[Stored data entries]
******************************
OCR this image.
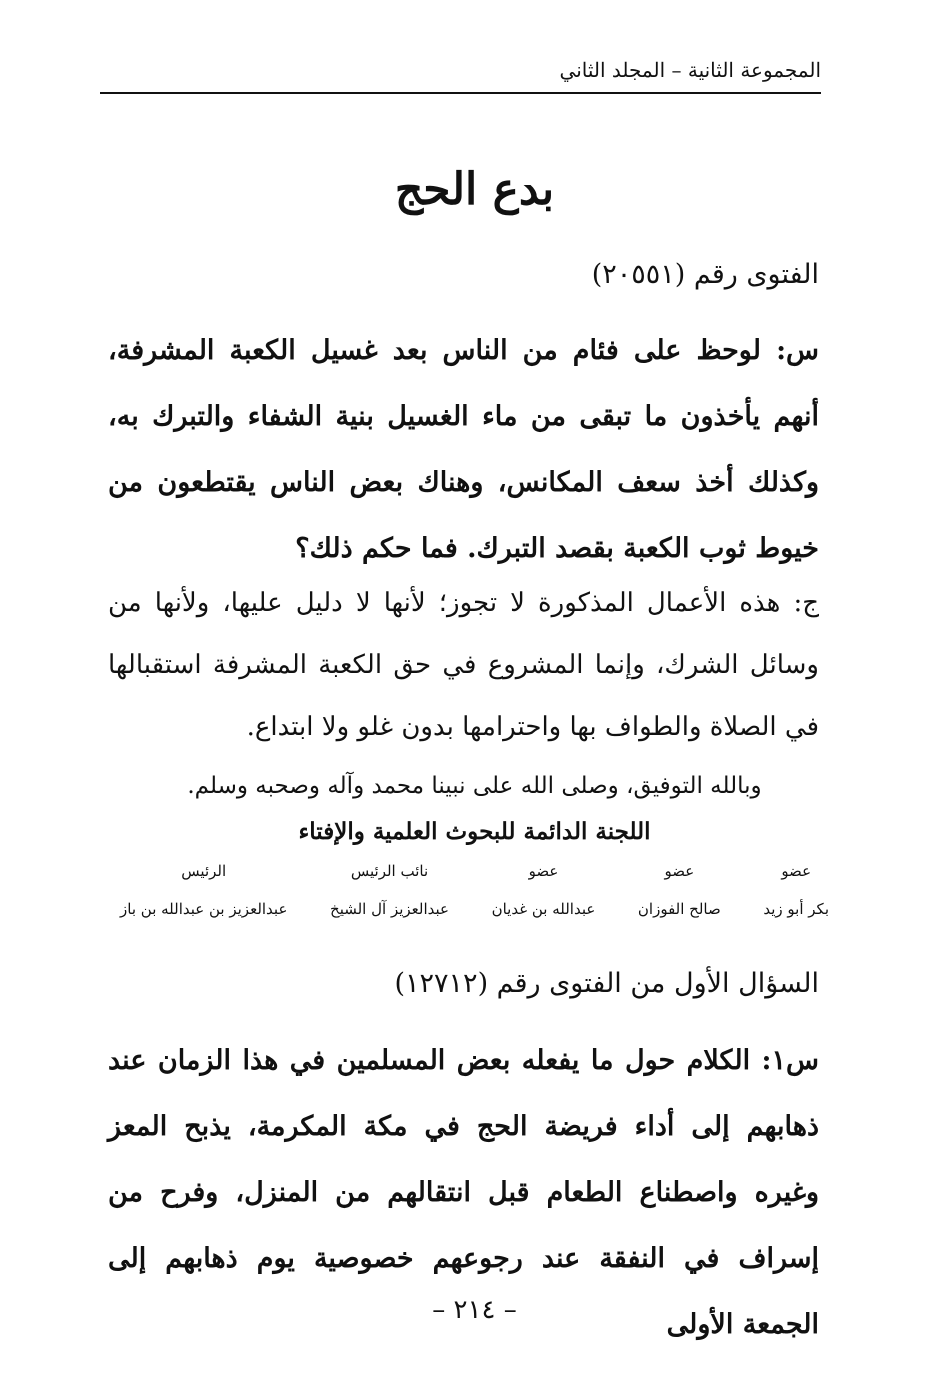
المجموعة الثانية – المجلد الثاني
بدع الحج
الفتوى رقم (٢٠٥٥١)
س: لوحظ على فئام من الناس بعد غسيل الكعبة المشرفة، أنهم يأخذون ما تبقى من ماء الغسيل بنية الشفاء والتبرك به، وكذلك أخذ سعف المكانس، وهناك بعض الناس يقتطعون من خيوط ثوب الكعبة بقصد التبرك. فما حكم ذلك؟
ج: هذه الأعمال المذكورة لا تجوز؛ لأنها لا دليل عليها، ولأنها من وسائل الشرك، وإنما المشروع في حق الكعبة المشرفة استقبالها في الصلاة والطواف بها واحترامها بدون غلو ولا ابتداع.
وبالله التوفيق، وصلى الله على نبينا محمد وآله وصحبه وسلم.
اللجنة الدائمة للبحوث العلمية والإفتاء
عضو
بكر أبو زيد
عضو
صالح الفوزان
عضو
عبدالله بن غديان
نائب الرئيس
عبدالعزيز آل الشيخ
الرئيس
عبدالعزيز بن عبدالله بن باز
السؤال الأول من الفتوى رقم (١٢٧١٢)
س١: الكلام حول ما يفعله بعض المسلمين في هذا الزمان عند ذهابهم إلى أداء فريضة الحج في مكة المكرمة، يذبح المعز وغيره واصطناع الطعام قبل انتقالهم من المنزل، وفرح من إسراف في النفقة عند رجوعهم خصوصية يوم ذهابهم إلى الجمعة الأولى
– ٢١٤ –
******************************
PROMPT:
Restate the whole of the material word for word without the pictures.

EXPECTED ANSWER:
OCR this image.
المجموعة الثانية – المجلد الثاني
بدع الحج
الفتوى رقم (٢٠٥٥١)
س: لوحظ على فئام من الناس بعد غسيل الكعبة المشرفة، أنهم يأخذون ما تبقى من ماء الغسيل بنية الشفاء والتبرك به، وكذلك أخذ سعف المكانس، وهناك بعض الناس يقتطعون من خيوط ثوب الكعبة بقصد التبرك. فما حكم ذلك؟
ج: هذه الأعمال المذكورة لا تجوز؛ لأنها لا دليل عليها، ولأنها من وسائل الشرك، وإنما المشروع في حق الكعبة المشرفة استقبالها في الصلاة والطواف بها واحترامها بدون غلو ولا ابتداع.
وبالله التوفيق، وصلى الله على نبينا محمد وآله وصحبه وسلم.
اللجنة الدائمة للبحوث العلمية والإفتاء
عضو
بكر أبو زيد
عضو
صالح الفوزان
عضو
عبدالله بن غديان
نائب الرئيس
عبدالعزيز آل الشيخ
الرئيس
عبدالعزيز بن عبدالله بن باز
السؤال الأول من الفتوى رقم (١٢٧١٢)
س١: الكلام حول ما يفعله بعض المسلمين في هذا الزمان عند ذهابهم إلى أداء فريضة الحج في مكة المكرمة، يذبح المعز وغيره واصطناع الطعام قبل انتقالهم من المنزل، وفرح من إسراف في النفقة عند رجوعهم خصوصية يوم ذهابهم إلى الجمعة الأولى
– ٢١٤ –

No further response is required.